Given exercise = Check every line of the material below for the string "screenshot", and return the ones that have it.

---

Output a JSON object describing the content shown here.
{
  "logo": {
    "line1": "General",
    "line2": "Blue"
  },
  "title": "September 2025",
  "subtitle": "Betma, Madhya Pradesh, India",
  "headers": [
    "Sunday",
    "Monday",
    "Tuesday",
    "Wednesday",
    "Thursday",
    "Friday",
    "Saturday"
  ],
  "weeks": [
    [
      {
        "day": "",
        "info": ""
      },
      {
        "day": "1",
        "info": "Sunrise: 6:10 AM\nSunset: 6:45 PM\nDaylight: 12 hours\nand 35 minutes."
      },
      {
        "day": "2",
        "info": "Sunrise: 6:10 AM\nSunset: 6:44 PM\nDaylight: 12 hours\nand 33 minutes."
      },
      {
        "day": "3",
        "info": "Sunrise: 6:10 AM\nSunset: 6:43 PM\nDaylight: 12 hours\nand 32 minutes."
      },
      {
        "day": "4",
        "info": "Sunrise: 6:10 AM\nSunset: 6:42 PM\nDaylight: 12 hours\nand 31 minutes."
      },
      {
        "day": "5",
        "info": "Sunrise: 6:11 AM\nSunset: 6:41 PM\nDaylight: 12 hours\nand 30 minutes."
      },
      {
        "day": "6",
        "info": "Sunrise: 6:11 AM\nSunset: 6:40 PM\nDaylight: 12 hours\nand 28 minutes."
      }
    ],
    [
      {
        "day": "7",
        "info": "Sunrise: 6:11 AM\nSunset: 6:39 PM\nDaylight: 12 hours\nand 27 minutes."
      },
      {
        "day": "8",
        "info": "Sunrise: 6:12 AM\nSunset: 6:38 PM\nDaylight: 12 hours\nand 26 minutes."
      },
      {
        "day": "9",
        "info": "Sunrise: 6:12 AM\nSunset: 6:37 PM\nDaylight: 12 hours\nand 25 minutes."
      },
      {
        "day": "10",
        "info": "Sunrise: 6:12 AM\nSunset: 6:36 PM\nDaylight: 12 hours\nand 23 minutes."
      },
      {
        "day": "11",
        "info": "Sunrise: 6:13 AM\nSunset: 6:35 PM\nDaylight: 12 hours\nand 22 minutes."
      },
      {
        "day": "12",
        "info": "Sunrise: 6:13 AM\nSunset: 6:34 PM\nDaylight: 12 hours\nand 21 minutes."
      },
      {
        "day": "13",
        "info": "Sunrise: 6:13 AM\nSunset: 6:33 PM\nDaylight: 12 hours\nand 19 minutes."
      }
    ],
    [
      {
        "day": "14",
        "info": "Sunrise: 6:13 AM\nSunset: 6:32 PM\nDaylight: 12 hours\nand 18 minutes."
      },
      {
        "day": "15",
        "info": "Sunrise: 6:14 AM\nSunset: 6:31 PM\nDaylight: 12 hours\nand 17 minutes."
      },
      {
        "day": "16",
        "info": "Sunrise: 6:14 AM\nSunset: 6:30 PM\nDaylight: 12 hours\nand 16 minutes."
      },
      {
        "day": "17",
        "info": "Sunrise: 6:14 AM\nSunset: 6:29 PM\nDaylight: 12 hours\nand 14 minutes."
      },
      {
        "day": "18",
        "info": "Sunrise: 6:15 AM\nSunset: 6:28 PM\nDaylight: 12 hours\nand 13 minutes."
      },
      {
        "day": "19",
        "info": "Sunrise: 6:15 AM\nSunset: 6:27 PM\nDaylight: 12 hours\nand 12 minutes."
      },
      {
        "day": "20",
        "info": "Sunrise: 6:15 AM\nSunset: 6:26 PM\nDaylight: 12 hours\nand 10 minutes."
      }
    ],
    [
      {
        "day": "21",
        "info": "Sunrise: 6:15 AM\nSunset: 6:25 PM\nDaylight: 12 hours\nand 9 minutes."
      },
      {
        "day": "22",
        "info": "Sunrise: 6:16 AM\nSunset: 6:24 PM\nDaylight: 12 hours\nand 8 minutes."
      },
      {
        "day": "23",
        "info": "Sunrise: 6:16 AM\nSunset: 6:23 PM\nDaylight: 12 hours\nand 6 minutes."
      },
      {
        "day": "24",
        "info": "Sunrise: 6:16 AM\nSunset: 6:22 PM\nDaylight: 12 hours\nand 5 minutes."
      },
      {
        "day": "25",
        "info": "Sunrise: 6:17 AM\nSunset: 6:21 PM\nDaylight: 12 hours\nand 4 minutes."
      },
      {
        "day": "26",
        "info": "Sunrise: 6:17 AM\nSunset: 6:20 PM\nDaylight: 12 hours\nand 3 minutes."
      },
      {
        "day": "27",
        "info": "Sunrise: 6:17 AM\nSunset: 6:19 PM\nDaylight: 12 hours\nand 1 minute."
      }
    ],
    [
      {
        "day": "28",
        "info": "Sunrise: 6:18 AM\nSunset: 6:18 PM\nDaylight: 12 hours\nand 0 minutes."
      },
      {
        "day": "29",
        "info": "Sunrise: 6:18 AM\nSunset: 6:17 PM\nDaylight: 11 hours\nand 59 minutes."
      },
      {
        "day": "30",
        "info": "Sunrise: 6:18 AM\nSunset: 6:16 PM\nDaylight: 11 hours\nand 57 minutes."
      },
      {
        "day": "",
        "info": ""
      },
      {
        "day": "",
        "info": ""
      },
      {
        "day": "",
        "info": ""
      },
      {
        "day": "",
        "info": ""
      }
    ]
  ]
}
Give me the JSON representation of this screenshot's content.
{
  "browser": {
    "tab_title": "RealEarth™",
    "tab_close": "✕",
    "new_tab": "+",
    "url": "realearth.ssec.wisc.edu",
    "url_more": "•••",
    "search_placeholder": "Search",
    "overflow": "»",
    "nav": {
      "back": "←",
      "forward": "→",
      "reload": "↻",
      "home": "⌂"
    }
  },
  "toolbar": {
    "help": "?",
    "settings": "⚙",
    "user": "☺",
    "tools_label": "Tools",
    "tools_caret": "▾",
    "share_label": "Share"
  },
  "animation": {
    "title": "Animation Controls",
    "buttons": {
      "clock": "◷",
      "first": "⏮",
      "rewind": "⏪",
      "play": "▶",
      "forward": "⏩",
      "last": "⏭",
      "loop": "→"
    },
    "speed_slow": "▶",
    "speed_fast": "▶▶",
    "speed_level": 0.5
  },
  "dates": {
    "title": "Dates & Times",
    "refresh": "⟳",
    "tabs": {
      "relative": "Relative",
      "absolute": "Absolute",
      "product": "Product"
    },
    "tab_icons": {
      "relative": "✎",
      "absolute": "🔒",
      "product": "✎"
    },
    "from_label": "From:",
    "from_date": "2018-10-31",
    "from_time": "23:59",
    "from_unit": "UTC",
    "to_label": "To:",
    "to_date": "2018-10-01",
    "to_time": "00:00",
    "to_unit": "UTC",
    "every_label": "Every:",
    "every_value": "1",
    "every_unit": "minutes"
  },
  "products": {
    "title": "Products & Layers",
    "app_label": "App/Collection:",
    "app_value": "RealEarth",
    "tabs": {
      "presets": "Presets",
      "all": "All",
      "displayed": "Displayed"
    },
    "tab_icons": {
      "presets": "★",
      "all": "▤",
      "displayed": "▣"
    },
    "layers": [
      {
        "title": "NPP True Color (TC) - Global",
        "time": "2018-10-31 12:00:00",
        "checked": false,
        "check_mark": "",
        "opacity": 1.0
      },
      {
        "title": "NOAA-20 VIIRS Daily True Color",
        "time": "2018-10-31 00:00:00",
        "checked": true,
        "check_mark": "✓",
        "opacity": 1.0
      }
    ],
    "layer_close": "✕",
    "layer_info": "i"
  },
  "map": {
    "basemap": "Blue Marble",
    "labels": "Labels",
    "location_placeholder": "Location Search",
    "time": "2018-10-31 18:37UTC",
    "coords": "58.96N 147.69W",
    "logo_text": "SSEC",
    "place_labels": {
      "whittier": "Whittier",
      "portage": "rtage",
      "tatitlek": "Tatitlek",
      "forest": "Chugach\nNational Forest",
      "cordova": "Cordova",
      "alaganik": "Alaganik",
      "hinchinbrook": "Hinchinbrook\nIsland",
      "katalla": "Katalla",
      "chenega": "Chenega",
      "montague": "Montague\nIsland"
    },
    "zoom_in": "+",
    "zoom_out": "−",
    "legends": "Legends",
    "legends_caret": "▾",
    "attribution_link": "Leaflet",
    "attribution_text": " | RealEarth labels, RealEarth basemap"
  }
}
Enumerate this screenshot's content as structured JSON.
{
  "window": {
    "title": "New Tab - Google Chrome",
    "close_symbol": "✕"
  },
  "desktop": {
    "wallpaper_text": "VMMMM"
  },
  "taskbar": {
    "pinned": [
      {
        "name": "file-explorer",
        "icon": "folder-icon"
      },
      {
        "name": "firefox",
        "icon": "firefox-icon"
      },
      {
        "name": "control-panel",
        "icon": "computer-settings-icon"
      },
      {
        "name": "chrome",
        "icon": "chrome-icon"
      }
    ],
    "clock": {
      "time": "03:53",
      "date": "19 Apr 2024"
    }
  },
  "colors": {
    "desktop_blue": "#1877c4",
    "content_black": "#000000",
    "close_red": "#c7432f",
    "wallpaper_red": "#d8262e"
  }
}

---

Complete answer =
Give me the JSON representation of this screenshot's content.
Enumerate this screenshot's content as structured JSON.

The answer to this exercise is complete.